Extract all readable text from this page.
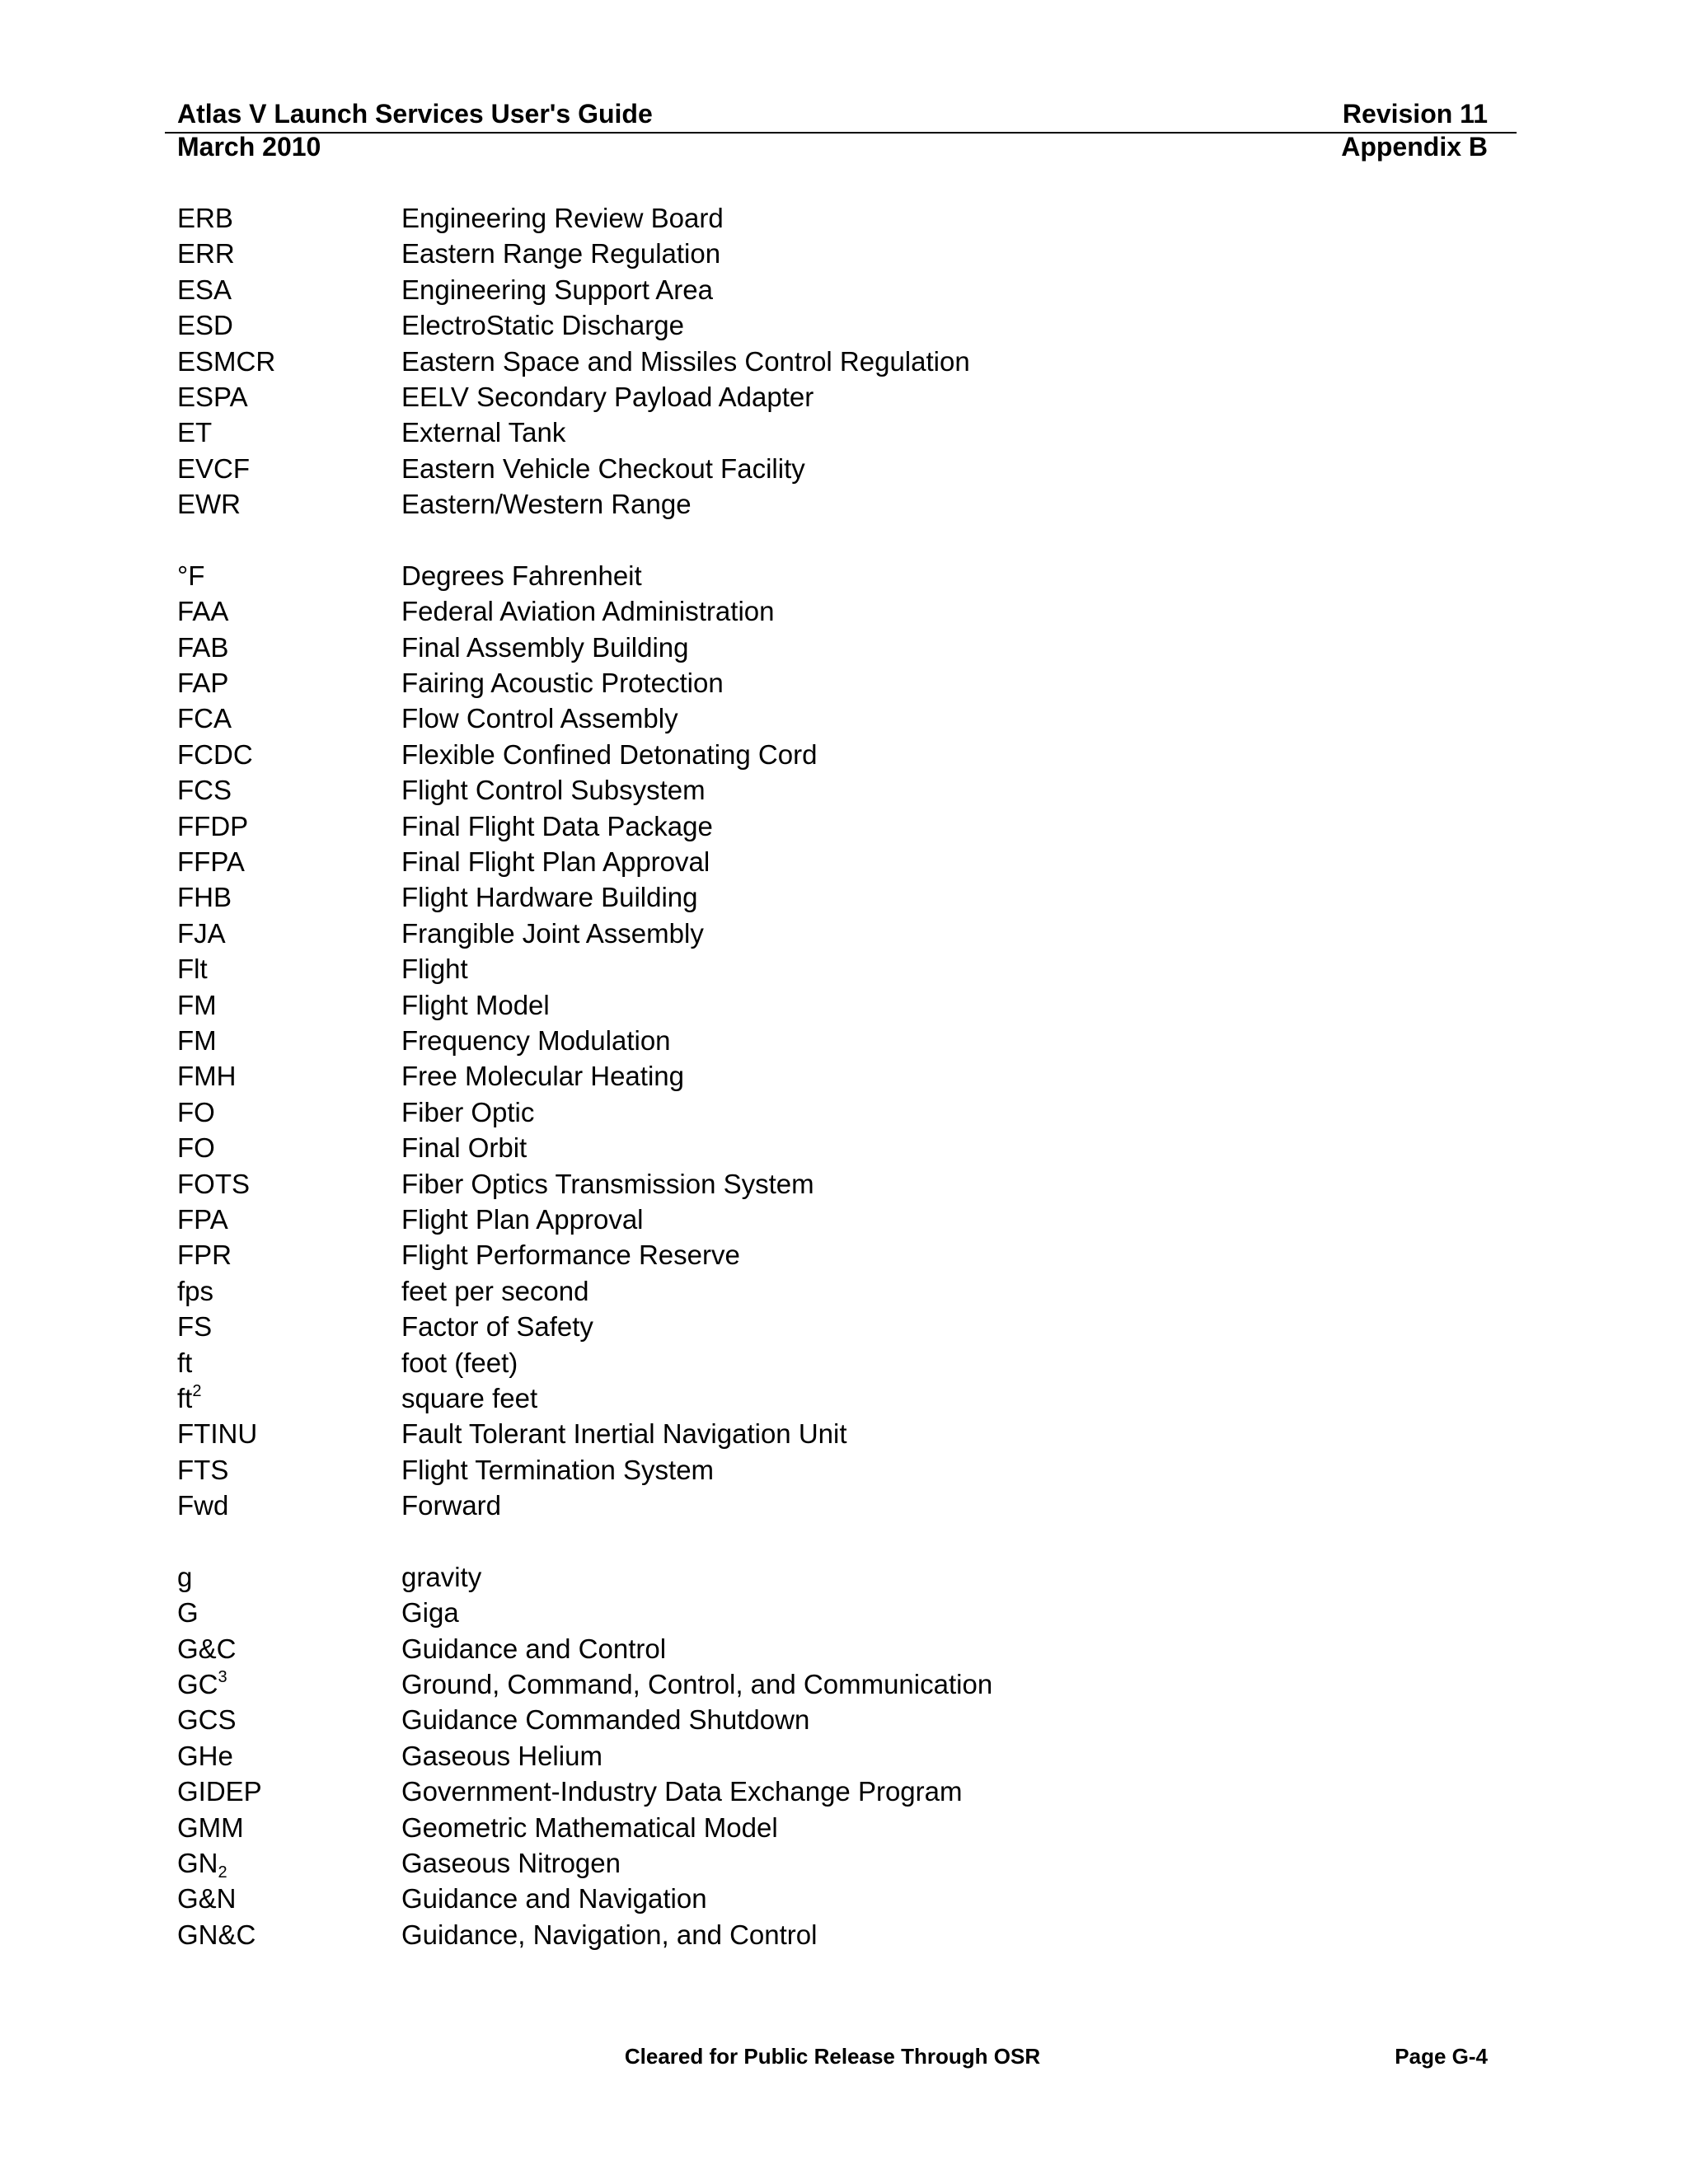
Atlas V Launch Services User's Guide	Revision 11
March 2010	Appendix B
ERB	Engineering Review Board
ERR	Eastern Range Regulation
ESA	Engineering Support Area
ESD	ElectroStatic Discharge
ESMCR	Eastern Space and Missiles Control Regulation
ESPA	EELV Secondary Payload Adapter
ET	External Tank
EVCF	Eastern Vehicle Checkout Facility
EWR	Eastern/Western Range
°F	Degrees Fahrenheit
FAA	Federal Aviation Administration
FAB	Final Assembly Building
FAP	Fairing Acoustic Protection
FCA	Flow Control Assembly
FCDC	Flexible Confined Detonating Cord
FCS	Flight Control Subsystem
FFDP	Final Flight Data Package
FFPA	Final Flight Plan Approval
FHB	Flight Hardware Building
FJA	Frangible Joint Assembly
Flt	Flight
FM	Flight Model
FM	Frequency Modulation
FMH	Free Molecular Heating
FO	Fiber Optic
FO	Final Orbit
FOTS	Fiber Optics Transmission System
FPA	Flight Plan Approval
FPR	Flight Performance Reserve
fps	feet per second
FS	Factor of Safety
ft	foot (feet)
$ft^2$	square feet
FTINU	Fault Tolerant Inertial Navigation Unit
FTS	Flight Termination System
Fwd	Forward
g	gravity
G	Giga
G&C	Guidance and Control
$GC^3$	Ground, Command, Control, and Communication
GCS	Guidance Commanded Shutdown
GHe	Gaseous Helium
GIDEP	Government-Industry Data Exchange Program
GMM	Geometric Mathematical Model
$GN_2$	Gaseous Nitrogen
G&N	Guidance and Navigation
GN&C	Guidance, Navigation, and Control
Cleared for Public Release Through OSR	Page G-4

- [Stated problem]
Would you return the data exactly as written, without the pictures?

- [Solution for this task]
Extract all readable text from this page.
Atlas V Launch Services User's Guide	Revision 11
March 2010	Appendix B
ERB	Engineering Review Board
ERR	Eastern Range Regulation
ESA	Engineering Support Area
ESD	ElectroStatic Discharge
ESMCR	Eastern Space and Missiles Control Regulation
ESPA	EELV Secondary Payload Adapter
ET	External Tank
EVCF	Eastern Vehicle Checkout Facility
EWR	Eastern/Western Range
°F	Degrees Fahrenheit
FAA	Federal Aviation Administration
FAB	Final Assembly Building
FAP	Fairing Acoustic Protection
FCA	Flow Control Assembly
FCDC	Flexible Confined Detonating Cord
FCS	Flight Control Subsystem
FFDP	Final Flight Data Package
FFPA	Final Flight Plan Approval
FHB	Flight Hardware Building
FJA	Frangible Joint Assembly
Flt	Flight
FM	Flight Model
FM	Frequency Modulation
FMH	Free Molecular Heating
FO	Fiber Optic
FO	Final Orbit
FOTS	Fiber Optics Transmission System
FPA	Flight Plan Approval
FPR	Flight Performance Reserve
fps	feet per second
FS	Factor of Safety
ft	foot (feet)
$ft^2$	square feet
FTINU	Fault Tolerant Inertial Navigation Unit
FTS	Flight Termination System
Fwd	Forward
g	gravity
G	Giga
G&C	Guidance and Control
$GC^3$	Ground, Command, Control, and Communication
GCS	Guidance Commanded Shutdown
GHe	Gaseous Helium
GIDEP	Government-Industry Data Exchange Program
GMM	Geometric Mathematical Model
$GN_2$	Gaseous Nitrogen
G&N	Guidance and Navigation
GN&C	Guidance, Navigation, and Control
Cleared for Public Release Through OSR	Page G-4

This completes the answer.